(Rows from a dataset)
━━━━

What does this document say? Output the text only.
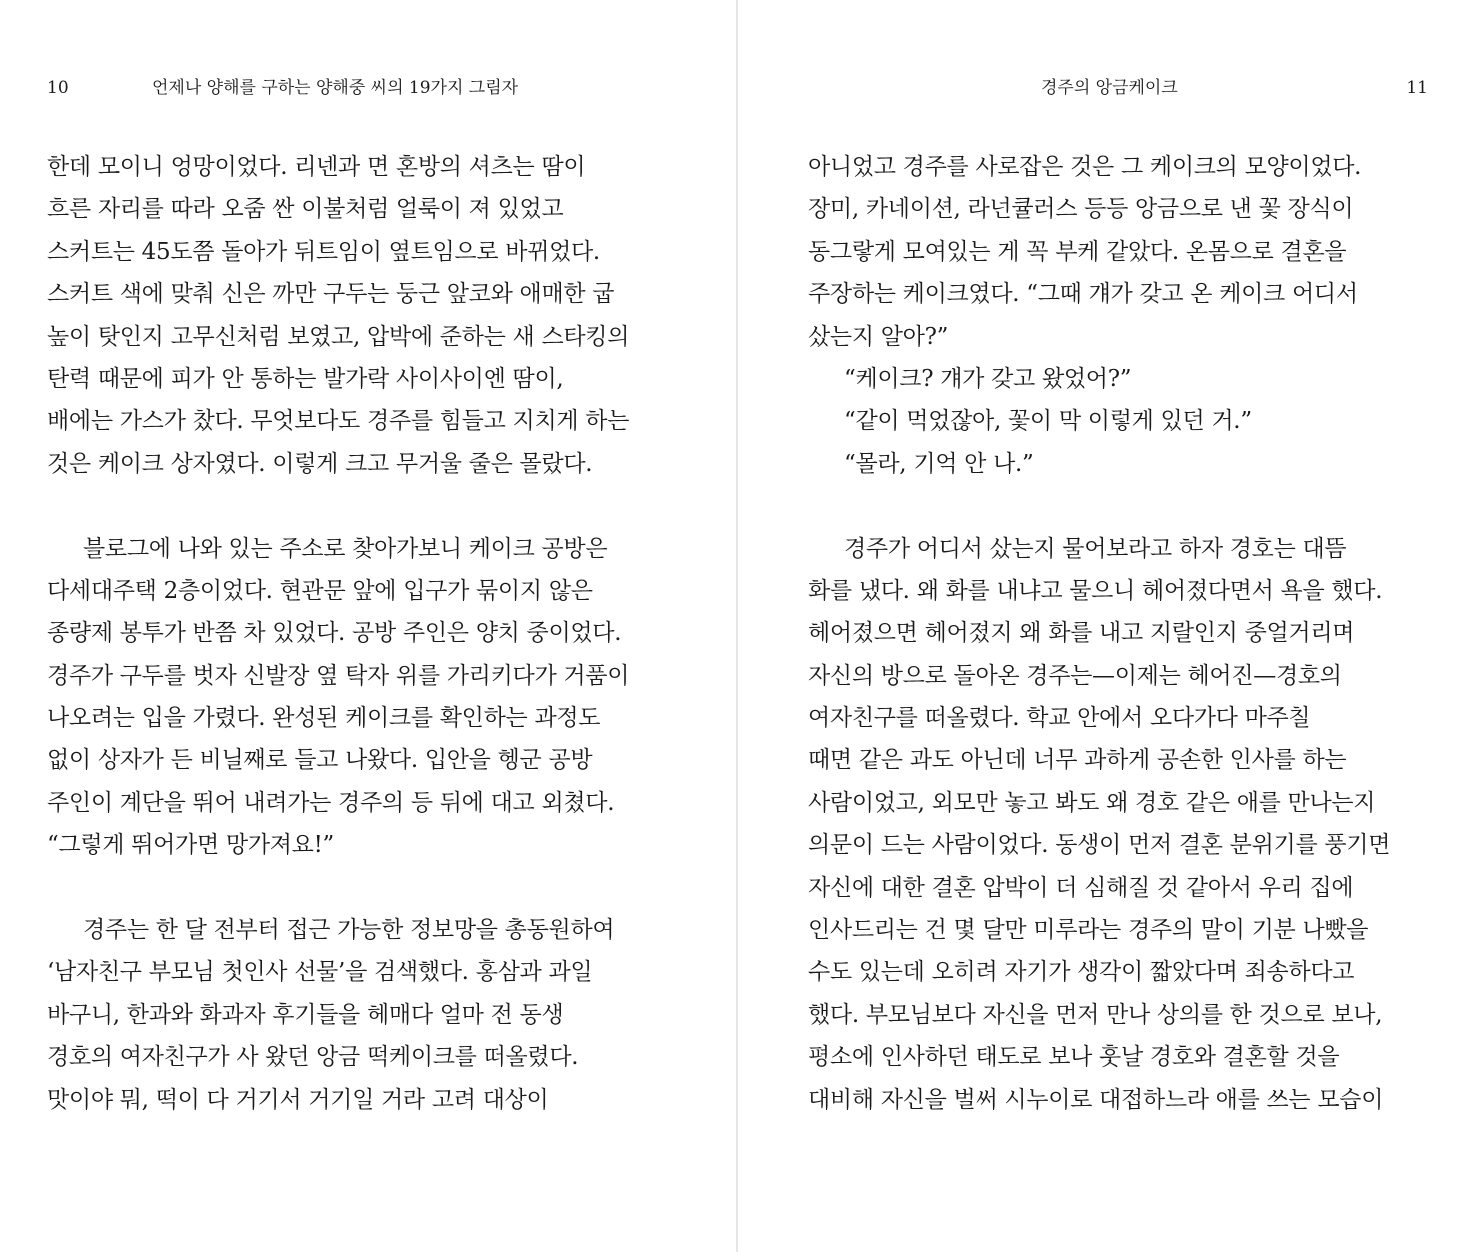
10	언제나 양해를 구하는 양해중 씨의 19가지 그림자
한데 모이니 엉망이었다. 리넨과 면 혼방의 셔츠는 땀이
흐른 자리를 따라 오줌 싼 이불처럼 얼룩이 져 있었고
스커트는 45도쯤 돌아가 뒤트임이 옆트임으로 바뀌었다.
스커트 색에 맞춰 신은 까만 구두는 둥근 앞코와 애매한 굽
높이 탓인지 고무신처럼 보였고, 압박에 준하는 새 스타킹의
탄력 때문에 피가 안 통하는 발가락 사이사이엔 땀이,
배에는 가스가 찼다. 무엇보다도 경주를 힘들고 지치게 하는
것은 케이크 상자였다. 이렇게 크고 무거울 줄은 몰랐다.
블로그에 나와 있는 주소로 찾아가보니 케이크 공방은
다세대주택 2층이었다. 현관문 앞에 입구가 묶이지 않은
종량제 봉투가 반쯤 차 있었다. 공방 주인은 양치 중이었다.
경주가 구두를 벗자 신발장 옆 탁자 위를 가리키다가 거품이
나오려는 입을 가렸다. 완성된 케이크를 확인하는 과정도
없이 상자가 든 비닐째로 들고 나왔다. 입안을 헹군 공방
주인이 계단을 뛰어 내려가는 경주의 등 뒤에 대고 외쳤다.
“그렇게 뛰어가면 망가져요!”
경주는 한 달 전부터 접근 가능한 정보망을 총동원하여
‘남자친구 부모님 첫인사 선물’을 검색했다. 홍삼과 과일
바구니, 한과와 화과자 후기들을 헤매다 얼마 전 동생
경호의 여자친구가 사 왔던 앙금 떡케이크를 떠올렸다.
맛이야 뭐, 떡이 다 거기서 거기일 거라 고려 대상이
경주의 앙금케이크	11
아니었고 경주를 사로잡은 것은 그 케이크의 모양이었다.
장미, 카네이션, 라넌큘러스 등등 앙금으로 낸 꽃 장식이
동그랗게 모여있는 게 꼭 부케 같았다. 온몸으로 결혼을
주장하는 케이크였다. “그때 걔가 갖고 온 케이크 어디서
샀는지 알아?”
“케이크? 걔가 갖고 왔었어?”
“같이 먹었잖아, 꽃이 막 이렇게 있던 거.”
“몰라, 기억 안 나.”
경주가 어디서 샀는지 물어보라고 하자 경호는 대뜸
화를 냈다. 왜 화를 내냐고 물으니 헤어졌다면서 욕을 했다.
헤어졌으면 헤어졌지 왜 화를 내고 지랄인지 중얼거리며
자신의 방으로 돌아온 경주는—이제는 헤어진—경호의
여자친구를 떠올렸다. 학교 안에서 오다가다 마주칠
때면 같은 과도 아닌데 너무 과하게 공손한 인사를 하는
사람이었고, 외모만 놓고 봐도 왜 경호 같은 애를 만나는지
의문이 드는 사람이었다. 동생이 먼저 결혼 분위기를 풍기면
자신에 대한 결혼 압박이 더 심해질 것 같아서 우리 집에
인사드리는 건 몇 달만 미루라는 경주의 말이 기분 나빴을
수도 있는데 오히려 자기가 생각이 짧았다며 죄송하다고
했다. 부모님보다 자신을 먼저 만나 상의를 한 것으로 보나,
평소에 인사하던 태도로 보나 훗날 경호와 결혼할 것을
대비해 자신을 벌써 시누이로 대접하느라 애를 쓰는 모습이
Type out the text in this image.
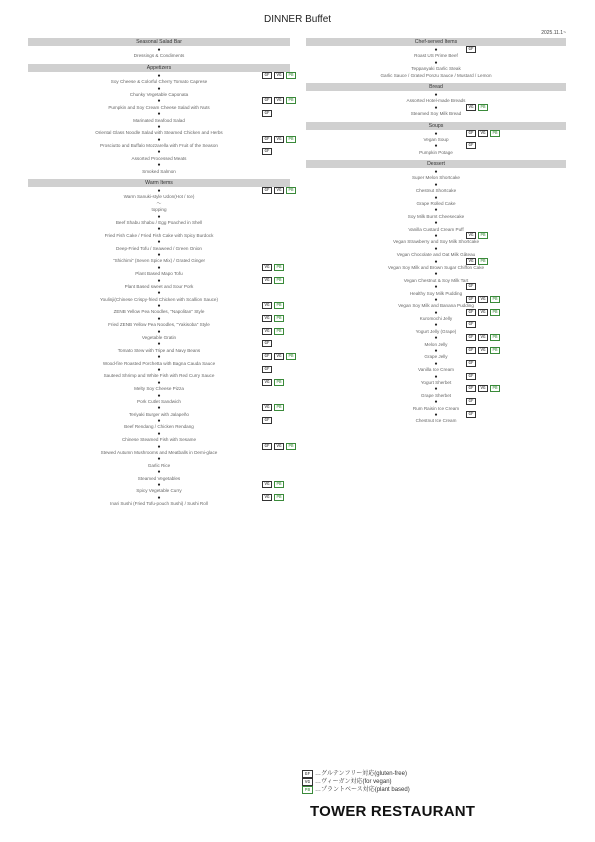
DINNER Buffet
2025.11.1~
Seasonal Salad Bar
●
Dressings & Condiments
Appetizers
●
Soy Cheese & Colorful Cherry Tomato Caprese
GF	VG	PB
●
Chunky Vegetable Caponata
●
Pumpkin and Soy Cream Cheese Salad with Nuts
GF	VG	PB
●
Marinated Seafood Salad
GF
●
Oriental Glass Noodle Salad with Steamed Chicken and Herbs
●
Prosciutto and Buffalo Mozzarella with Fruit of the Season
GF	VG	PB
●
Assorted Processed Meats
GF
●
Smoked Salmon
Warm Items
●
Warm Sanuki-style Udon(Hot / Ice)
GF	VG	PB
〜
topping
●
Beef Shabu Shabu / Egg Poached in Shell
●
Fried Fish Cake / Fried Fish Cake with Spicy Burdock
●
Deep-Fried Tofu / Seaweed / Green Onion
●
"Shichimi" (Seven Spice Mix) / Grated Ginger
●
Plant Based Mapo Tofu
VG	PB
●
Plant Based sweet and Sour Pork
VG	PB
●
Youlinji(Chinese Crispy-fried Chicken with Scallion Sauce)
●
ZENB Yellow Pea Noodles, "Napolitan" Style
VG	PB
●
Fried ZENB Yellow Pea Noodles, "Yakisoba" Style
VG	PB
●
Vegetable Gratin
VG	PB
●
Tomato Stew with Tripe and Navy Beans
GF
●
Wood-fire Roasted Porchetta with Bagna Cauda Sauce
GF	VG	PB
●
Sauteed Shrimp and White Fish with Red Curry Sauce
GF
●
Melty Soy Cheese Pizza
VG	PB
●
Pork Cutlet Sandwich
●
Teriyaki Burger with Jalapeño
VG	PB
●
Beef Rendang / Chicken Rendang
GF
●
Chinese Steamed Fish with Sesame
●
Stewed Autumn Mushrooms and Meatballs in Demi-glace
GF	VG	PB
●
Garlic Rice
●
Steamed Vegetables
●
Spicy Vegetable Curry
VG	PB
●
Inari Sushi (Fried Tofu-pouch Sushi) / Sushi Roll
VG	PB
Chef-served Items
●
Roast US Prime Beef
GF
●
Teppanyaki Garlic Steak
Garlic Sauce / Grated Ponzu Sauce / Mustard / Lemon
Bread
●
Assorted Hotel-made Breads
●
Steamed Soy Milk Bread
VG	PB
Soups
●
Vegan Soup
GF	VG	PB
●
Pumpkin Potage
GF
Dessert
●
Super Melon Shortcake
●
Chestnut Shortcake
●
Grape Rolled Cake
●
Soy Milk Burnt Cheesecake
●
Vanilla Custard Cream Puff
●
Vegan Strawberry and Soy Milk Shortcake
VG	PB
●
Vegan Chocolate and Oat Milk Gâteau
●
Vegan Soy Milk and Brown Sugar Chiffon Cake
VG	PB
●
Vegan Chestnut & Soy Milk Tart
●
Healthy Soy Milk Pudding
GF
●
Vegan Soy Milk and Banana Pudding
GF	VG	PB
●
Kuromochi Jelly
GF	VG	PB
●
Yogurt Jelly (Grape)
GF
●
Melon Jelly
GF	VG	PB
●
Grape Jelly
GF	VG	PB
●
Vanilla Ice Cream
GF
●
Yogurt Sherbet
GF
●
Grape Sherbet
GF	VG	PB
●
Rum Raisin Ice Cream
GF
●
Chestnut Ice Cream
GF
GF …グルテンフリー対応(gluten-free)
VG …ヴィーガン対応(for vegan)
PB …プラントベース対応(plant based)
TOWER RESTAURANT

━━━━

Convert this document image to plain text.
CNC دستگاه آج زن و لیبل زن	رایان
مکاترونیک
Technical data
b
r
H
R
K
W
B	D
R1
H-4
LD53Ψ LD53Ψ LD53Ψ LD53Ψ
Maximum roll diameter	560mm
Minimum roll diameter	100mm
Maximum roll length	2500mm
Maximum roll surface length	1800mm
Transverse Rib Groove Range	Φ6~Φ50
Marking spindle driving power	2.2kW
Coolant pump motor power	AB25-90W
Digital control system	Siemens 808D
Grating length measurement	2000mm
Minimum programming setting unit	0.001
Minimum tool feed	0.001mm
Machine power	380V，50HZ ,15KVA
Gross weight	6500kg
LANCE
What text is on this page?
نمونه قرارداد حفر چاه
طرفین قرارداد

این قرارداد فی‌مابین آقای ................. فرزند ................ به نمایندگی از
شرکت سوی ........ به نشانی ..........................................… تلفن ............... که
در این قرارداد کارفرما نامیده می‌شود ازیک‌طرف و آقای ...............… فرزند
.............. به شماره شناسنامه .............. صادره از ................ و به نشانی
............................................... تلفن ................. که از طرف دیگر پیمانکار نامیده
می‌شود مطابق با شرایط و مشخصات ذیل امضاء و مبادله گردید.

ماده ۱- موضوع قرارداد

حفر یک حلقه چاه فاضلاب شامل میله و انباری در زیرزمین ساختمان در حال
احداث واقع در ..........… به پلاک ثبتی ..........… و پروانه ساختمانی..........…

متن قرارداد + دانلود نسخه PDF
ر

━━━━

= WHAT IS NEEDED =
Scan the entries above for the word "Chestnut" and collect each line holding it.

= RESPONSE BELOW =
Chestnut Shortcake
Vegan Chestnut & Soy Milk Tart
Chestnut Ice Cream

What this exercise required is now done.